# [Text segment]
** Start **
Oliver Bock wrote:
> I am having problems using the webkit script from my working directory 
> to start AppServer when my machine starts.  The trouble seems to be that 
> webkit loads its old process ID in $PID_FILE, then finds that that 
> particular PID already exists (there are lots of low-numbered processes 
> during startup) and so decides not to run AppServer.

Normally, this should not happen if the script is properly installed as 
a rc start and stop script. When the machine is shut down, webkit should 
be stopped properly and the PID_FILE deleted.

But you're right, it may happen if Webware was not shut down properly 
and there is another process with the same PID running.

So instead of simply testing whether a process exists, we could check 
the process command as well and require it to be something like
"python Launch.py ThreadedAppserver"

But this would still fail if you run several Webware instances. We need 
to check whether the process really belongs to the PID_FILE.

 > Perhaps webkit should use fcntl.flock?
** End **
# [Dataset content]
** Start **
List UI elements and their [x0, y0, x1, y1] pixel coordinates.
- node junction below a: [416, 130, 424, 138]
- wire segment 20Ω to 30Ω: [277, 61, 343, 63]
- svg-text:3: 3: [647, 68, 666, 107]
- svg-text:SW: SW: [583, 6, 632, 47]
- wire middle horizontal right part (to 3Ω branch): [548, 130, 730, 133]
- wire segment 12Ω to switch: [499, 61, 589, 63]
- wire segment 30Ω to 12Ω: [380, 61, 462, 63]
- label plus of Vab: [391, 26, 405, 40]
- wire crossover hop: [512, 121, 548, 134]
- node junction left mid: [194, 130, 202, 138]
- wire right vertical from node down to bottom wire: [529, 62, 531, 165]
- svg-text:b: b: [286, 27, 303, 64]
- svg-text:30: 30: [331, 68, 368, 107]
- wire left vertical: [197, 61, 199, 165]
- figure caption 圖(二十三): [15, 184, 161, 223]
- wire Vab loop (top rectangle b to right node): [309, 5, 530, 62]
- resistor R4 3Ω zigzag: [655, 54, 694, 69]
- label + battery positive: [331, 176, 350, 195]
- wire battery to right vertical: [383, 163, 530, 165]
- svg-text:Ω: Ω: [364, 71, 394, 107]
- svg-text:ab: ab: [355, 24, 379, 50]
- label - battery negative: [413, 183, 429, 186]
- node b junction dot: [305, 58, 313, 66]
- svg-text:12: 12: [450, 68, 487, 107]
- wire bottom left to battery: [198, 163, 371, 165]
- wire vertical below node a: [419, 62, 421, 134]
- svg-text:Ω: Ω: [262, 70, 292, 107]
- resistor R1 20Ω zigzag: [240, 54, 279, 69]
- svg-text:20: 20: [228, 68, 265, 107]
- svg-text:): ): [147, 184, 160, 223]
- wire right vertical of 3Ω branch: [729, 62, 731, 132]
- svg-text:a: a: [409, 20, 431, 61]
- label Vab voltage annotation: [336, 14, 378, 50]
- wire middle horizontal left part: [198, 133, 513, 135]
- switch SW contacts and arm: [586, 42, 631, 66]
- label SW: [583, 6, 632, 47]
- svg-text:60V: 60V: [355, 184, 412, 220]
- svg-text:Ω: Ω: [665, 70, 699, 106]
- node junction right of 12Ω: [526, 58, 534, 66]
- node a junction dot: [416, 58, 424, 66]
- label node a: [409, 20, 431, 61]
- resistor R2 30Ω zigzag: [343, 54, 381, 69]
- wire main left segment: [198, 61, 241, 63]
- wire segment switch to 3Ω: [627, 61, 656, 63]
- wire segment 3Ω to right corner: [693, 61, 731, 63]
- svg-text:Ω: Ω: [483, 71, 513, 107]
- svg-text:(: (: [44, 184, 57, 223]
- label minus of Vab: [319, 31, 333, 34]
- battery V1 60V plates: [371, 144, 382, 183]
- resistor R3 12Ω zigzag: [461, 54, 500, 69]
** End **
# [Problems to solve]
A: Update the webkit script message from "So instead of" to "to the PID_FILE.", putting "command line" in place of "process command".
B: Duplicate the entries from their first line through the line with "- svg-text:SW: SW: [583, 6, 632, 47]", both ends included.

# [Final answers]
A:
So instead of simply testing whether a process exists, we could check 
the command line as well and require it to be something like
"python Launch.py ThreadedAppserver"

But this would still fail if you run several Webware instances. We need 
to check whether the process really belongs to the PID_FILE.

B:
List UI elements and their [x0, y0, x1, y1] pixel coordinates.
- node junction below a: [416, 130, 424, 138]
- wire segment 20Ω to 30Ω: [277, 61, 343, 63]
- svg-text:3: 3: [647, 68, 666, 107]
- svg-text:SW: SW: [583, 6, 632, 47]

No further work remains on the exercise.